● Brief A
How many muffins does the rhubarb lemon muffin recipe below make?
● Brief B
Using the rhubarb lemon muffin recipe below, explain in one to three sentences why Kathleen Smith has rhubarb every spring.

● Passage
-------

Rhubarb Lemon Muffins

Total Time

Prep: 15 min. Bake: 20 min.

Makes

1 dozen

Updated: Oct. 20, 2022
Kathleen Smith of Pittsburgh, Pennsylvania says: “My father has a rhubarb plant and gives me some every spring. Some of it I stew for him, but I always save some for a new recipe. This is one of the tastiest I've tried.”

Ingredients

  • 2 cups all-purpose flour
  • 1 cup plus 1-1/2 teaspoons sugar, divided
  • 3 teaspoons baking powder
  • 1/2 teaspoon salt
  • 1/2 teaspoon ground ginger
  • 2 large eggs, room temperature
  • 1/2 cup buttermilk
  • 1/4 cup canola oil
  • 1 tablespoon grated lemon zest
  • 1-3/4 cups sliced fresh or frozen rhubarb

Directions

  1. In a large bowl, combine the flour, 1 cup sugar, baking powder, salt and ginger. In a small bowl, combine the eggs, buttermilk, oil and lemon zest. Stir into dry ingredients just until moistened. Fold in rhubarb.

-------

● Information given
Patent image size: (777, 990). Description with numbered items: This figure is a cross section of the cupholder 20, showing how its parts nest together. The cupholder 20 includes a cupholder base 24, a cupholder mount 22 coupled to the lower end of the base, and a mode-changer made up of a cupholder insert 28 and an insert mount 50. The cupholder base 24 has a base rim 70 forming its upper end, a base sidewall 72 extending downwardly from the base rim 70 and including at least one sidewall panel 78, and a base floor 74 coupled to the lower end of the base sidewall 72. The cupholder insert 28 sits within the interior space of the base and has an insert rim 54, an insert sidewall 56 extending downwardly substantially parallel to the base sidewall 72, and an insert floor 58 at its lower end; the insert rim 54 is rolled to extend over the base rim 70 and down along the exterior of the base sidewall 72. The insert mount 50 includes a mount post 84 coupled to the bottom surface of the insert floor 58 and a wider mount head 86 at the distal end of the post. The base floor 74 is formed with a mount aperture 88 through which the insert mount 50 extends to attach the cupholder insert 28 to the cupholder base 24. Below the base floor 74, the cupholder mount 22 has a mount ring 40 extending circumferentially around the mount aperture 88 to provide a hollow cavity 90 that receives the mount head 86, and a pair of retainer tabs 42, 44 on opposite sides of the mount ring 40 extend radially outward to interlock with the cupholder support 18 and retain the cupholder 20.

-------

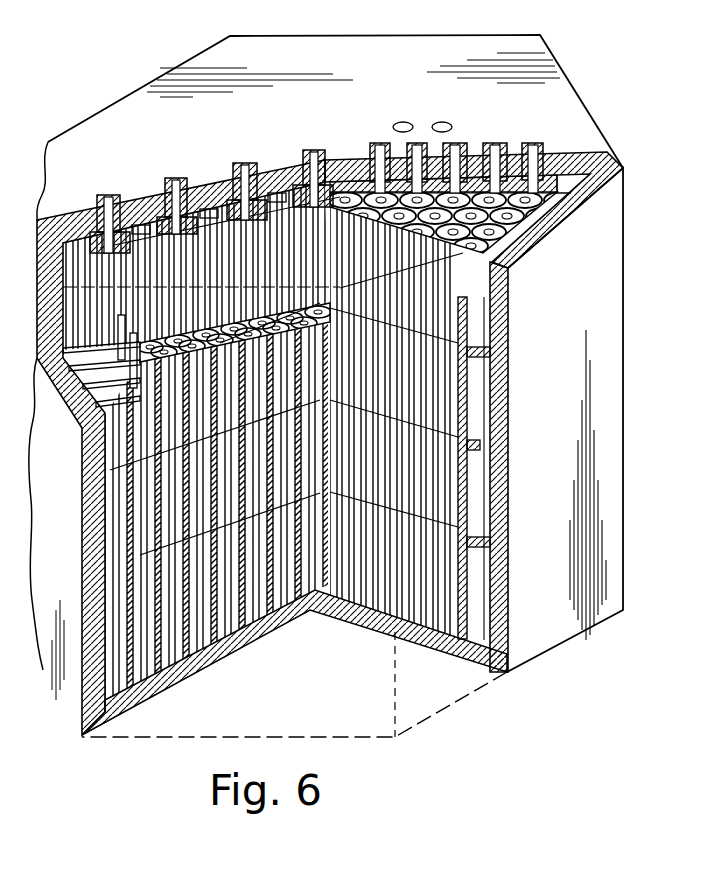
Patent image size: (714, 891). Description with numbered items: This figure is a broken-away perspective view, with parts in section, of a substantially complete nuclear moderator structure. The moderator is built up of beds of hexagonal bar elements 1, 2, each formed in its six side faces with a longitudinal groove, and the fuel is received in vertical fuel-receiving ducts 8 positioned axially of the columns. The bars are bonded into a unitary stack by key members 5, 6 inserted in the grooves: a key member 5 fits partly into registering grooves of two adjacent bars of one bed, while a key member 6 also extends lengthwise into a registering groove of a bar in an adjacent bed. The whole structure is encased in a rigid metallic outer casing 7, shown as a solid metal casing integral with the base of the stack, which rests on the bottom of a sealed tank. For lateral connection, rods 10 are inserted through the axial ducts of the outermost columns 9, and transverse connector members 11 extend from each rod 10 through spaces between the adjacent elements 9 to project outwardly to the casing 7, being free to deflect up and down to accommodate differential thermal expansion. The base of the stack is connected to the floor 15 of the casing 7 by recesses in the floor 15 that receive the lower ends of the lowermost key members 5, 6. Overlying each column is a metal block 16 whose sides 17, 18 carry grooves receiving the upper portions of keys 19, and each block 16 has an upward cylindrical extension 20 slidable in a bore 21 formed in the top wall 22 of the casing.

-------

● Task result A
One dozen.

● Task result B
Her father has a rhubarb plant and gives her some every spring. She stews some of it for him and always saves some for a new recipe.